**Task instructions:**
Write each line out exactly, leaving none out.

**Data for this task:**
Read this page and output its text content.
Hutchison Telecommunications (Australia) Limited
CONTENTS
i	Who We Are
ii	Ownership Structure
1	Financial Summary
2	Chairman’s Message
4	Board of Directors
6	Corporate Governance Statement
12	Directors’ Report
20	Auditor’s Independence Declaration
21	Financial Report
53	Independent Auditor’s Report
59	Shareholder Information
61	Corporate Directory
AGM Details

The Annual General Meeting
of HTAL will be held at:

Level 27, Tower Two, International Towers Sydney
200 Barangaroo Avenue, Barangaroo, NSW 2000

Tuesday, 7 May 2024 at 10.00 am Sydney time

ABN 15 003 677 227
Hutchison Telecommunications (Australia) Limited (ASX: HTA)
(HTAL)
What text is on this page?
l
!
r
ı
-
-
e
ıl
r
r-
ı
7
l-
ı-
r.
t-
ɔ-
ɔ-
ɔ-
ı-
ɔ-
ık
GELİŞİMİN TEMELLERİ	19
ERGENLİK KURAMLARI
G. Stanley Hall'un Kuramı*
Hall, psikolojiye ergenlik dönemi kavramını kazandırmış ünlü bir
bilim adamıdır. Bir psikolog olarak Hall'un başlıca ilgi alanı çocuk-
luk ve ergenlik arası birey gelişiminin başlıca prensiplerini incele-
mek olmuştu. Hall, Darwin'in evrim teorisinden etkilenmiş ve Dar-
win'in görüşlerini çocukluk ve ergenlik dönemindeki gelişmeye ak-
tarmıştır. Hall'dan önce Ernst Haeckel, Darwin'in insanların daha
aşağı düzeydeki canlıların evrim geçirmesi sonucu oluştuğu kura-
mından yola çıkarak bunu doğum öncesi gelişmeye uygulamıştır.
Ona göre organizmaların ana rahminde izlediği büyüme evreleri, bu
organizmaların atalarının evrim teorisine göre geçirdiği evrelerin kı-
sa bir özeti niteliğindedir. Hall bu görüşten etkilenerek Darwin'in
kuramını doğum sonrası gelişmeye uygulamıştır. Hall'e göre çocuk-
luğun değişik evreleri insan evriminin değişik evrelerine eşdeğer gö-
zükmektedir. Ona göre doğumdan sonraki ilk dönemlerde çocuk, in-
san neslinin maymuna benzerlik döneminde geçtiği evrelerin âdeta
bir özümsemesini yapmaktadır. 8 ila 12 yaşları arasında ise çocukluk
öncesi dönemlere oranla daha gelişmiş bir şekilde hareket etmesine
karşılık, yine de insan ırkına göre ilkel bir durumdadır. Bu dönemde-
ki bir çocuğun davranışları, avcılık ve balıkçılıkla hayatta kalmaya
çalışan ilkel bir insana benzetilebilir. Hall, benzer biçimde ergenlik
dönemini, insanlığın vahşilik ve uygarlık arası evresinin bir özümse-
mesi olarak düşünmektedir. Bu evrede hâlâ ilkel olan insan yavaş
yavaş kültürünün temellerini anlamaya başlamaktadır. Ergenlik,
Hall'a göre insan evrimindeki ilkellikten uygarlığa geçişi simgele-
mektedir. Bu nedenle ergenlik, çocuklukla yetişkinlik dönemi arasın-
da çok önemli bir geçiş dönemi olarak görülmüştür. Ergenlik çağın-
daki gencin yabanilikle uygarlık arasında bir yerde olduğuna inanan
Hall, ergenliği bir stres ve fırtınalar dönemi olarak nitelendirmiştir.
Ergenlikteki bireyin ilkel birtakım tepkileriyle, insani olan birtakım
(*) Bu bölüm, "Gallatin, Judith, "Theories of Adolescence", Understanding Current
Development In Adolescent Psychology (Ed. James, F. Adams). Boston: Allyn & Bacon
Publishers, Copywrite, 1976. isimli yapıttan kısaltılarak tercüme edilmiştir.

**Response below:**
Read this page and output its text content.
Hutchison Telecommunications (Australia) Limited
CONTENTS
i	Who We Are
ii	Ownership Structure
1	Financial Summary
2	Chairman’s Message
4	Board of Directors
6	Corporate Governance Statement
12	Directors’ Report
20	Auditor’s Independence Declaration
21	Financial Report
53	Independent Auditor’s Report
59	Shareholder Information
61	Corporate Directory
AGM Details

The Annual General Meeting
of HTAL will be held at:

Level 27, Tower Two, International Towers Sydney
200 Barangaroo Avenue, Barangaroo, NSW 2000

Tuesday, 7 May 2024 at 10.00 am Sydney time

ABN 15 003 677 227
Hutchison Telecommunications (Australia) Limited (ASX: HTA)
(HTAL)
What text is on this page?
l
!
r
ı
-
-
e
ıl
r
r-
ı
7
l-
ı-
r.
t-
ɔ-
ɔ-
ɔ-
ı-
ɔ-
ık
GELİŞİMİN TEMELLERİ	19
ERGENLİK KURAMLARI
G. Stanley Hall'un Kuramı*
Hall, psikolojiye ergenlik dönemi kavramını kazandırmış ünlü bir
bilim adamıdır. Bir psikolog olarak Hall'un başlıca ilgi alanı çocuk-
luk ve ergenlik arası birey gelişiminin başlıca prensiplerini incele-
mek olmuştu. Hall, Darwin'in evrim teorisinden etkilenmiş ve Dar-
win'in görüşlerini çocukluk ve ergenlik dönemindeki gelişmeye ak-
tarmıştır. Hall'dan önce Ernst Haeckel, Darwin'in insanların daha
aşağı düzeydeki canlıların evrim geçirmesi sonucu oluştuğu kura-
mından yola çıkarak bunu doğum öncesi gelişmeye uygulamıştır.
Ona göre organizmaların ana rahminde izlediği büyüme evreleri, bu
organizmaların atalarının evrim teorisine göre geçirdiği evrelerin kı-
sa bir özeti niteliğindedir. Hall bu görüşten etkilenerek Darwin'in
kuramını doğum sonrası gelişmeye uygulamıştır. Hall'e göre çocuk-
luğun değişik evreleri insan evriminin değişik evrelerine eşdeğer gö-
zükmektedir. Ona göre doğumdan sonraki ilk dönemlerde çocuk, in-
san neslinin maymuna benzerlik döneminde geçtiği evrelerin âdeta
bir özümsemesini yapmaktadır. 8 ila 12 yaşları arasında ise çocukluk
öncesi dönemlere oranla daha gelişmiş bir şekilde hareket etmesine
karşılık, yine de insan ırkına göre ilkel bir durumdadır. Bu dönemde-
ki bir çocuğun davranışları, avcılık ve balıkçılıkla hayatta kalmaya
çalışan ilkel bir insana benzetilebilir. Hall, benzer biçimde ergenlik
dönemini, insanlığın vahşilik ve uygarlık arası evresinin bir özümse-
mesi olarak düşünmektedir. Bu evrede hâlâ ilkel olan insan yavaş
yavaş kültürünün temellerini anlamaya başlamaktadır. Ergenlik,
Hall'a göre insan evrimindeki ilkellikten uygarlığa geçişi simgele-
mektedir. Bu nedenle ergenlik, çocuklukla yetişkinlik dönemi arasın-
da çok önemli bir geçiş dönemi olarak görülmüştür. Ergenlik çağın-
daki gencin yabanilikle uygarlık arasında bir yerde olduğuna inanan
Hall, ergenliği bir stres ve fırtınalar dönemi olarak nitelendirmiştir.
Ergenlikteki bireyin ilkel birtakım tepkileriyle, insani olan birtakım
(*) Bu bölüm, "Gallatin, Judith, "Theories of Adolescence", Understanding Current
Development In Adolescent Psychology (Ed. James, F. Adams). Boston: Allyn & Bacon
Publishers, Copywrite, 1976. isimli yapıttan kısaltılarak tercüme edilmiştir.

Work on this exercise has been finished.